Exercise details: For each line that holds "JSON", copy the line out.
%%
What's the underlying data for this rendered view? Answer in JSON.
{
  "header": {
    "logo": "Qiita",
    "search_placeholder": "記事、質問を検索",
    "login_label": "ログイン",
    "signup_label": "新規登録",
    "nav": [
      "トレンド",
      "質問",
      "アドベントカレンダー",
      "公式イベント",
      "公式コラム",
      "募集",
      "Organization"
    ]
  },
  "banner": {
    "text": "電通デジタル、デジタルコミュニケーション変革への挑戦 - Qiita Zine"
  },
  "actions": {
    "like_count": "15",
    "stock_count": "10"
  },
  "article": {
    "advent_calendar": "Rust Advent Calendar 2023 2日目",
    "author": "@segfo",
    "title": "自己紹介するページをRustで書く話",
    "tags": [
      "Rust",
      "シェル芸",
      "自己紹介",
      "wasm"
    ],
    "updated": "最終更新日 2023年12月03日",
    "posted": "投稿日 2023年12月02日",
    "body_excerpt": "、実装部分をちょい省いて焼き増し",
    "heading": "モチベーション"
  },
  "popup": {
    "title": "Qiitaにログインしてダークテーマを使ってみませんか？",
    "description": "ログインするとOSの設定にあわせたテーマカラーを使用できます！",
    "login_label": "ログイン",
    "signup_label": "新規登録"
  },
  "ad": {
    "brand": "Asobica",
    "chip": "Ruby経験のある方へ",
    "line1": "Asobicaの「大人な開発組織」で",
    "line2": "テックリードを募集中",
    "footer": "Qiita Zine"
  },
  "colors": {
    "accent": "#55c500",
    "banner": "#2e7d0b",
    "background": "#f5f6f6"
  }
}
%%
%%
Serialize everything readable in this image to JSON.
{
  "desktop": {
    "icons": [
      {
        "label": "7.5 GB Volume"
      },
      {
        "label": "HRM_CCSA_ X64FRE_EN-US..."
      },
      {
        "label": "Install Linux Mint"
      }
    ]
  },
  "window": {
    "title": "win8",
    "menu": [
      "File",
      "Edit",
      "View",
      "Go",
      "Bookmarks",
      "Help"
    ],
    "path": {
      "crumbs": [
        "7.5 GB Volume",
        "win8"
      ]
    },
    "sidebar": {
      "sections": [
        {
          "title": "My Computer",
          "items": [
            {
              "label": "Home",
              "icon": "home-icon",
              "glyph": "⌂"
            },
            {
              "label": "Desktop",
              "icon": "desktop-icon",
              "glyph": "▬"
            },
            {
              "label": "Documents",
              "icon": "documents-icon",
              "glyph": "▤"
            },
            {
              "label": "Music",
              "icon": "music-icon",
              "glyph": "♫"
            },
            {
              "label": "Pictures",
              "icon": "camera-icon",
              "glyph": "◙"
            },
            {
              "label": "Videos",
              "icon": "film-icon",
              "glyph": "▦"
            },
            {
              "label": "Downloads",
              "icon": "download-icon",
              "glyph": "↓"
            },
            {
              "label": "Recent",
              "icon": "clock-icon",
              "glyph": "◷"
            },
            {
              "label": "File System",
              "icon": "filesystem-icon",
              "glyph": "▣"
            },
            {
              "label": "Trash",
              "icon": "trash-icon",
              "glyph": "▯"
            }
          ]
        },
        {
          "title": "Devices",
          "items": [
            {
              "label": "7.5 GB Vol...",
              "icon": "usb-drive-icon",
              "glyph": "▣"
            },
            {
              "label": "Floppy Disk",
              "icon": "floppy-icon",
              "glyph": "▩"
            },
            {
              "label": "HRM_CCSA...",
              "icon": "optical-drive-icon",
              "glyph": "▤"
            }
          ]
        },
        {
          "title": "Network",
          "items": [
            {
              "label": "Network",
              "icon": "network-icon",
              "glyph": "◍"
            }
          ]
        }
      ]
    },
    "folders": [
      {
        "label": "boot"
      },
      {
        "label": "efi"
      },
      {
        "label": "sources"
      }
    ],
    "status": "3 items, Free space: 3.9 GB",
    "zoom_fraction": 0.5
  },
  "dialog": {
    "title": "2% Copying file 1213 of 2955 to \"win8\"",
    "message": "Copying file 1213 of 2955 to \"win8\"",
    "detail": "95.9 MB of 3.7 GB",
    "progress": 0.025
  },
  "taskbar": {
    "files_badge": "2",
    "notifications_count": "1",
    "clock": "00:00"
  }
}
%%
Solution for this exercise:
What's the underlying data for this rendered view? Answer in JSON.
Serialize everything readable in this image to JSON.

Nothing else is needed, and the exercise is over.